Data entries
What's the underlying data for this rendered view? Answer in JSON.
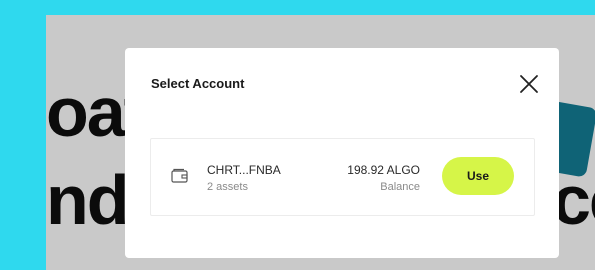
{
  "background": {
    "line1": "oat",
    "line2": "nd",
    "line3": "ce"
  },
  "modal": {
    "title": "Select Account",
    "close_icon": "close-icon"
  },
  "account": {
    "icon": "wallet-icon",
    "name": "CHRT...FNBA",
    "assets": "2 assets",
    "balance": "198.92 ALGO",
    "balance_label": "Balance",
    "use_label": "Use"
  },
  "colors": {
    "outer": "#2fd9ee",
    "backdrop": "#c9c9c9",
    "accent_button": "#d6f548",
    "card": "#0f6376"
  }
}
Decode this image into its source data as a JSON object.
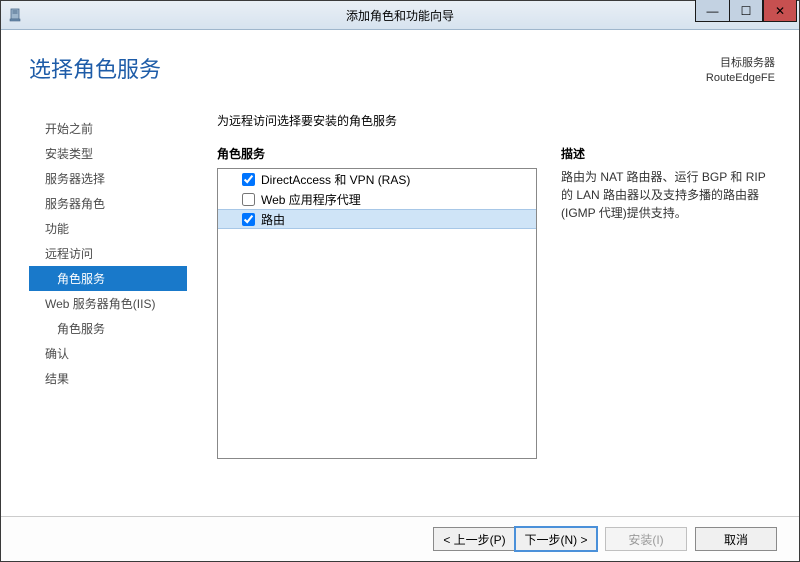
{
  "window": {
    "title": "添加角色和功能向导"
  },
  "header": {
    "page_title": "选择角色服务",
    "target_label": "目标服务器",
    "target_name": "RouteEdgeFE"
  },
  "sidebar": {
    "items": [
      {
        "label": "开始之前",
        "selected": false,
        "indent": false
      },
      {
        "label": "安装类型",
        "selected": false,
        "indent": false
      },
      {
        "label": "服务器选择",
        "selected": false,
        "indent": false
      },
      {
        "label": "服务器角色",
        "selected": false,
        "indent": false
      },
      {
        "label": "功能",
        "selected": false,
        "indent": false
      },
      {
        "label": "远程访问",
        "selected": false,
        "indent": false
      },
      {
        "label": "角色服务",
        "selected": true,
        "indent": true
      },
      {
        "label": "Web 服务器角色(IIS)",
        "selected": false,
        "indent": false
      },
      {
        "label": "角色服务",
        "selected": false,
        "indent": true
      },
      {
        "label": "确认",
        "selected": false,
        "indent": false
      },
      {
        "label": "结果",
        "selected": false,
        "indent": false
      }
    ]
  },
  "main": {
    "instruction": "为远程访问选择要安装的角色服务",
    "roles_header": "角色服务",
    "desc_header": "描述",
    "roles": [
      {
        "label": "DirectAccess 和 VPN (RAS)",
        "checked": true,
        "selected": false
      },
      {
        "label": "Web 应用程序代理",
        "checked": false,
        "selected": false
      },
      {
        "label": "路由",
        "checked": true,
        "selected": true
      }
    ],
    "description": "路由为 NAT 路由器、运行 BGP 和 RIP 的 LAN 路由器以及支持多播的路由器(IGMP 代理)提供支持。"
  },
  "footer": {
    "prev": "< 上一步(P)",
    "next": "下一步(N) >",
    "install": "安装(I)",
    "cancel": "取消"
  }
}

Task brief: Copy out every line where the word "JSON" occurs.

Response to this task:
What's the underlying data for this rendered view? Answer in JSON.
Decode this image into its source data as a JSON object.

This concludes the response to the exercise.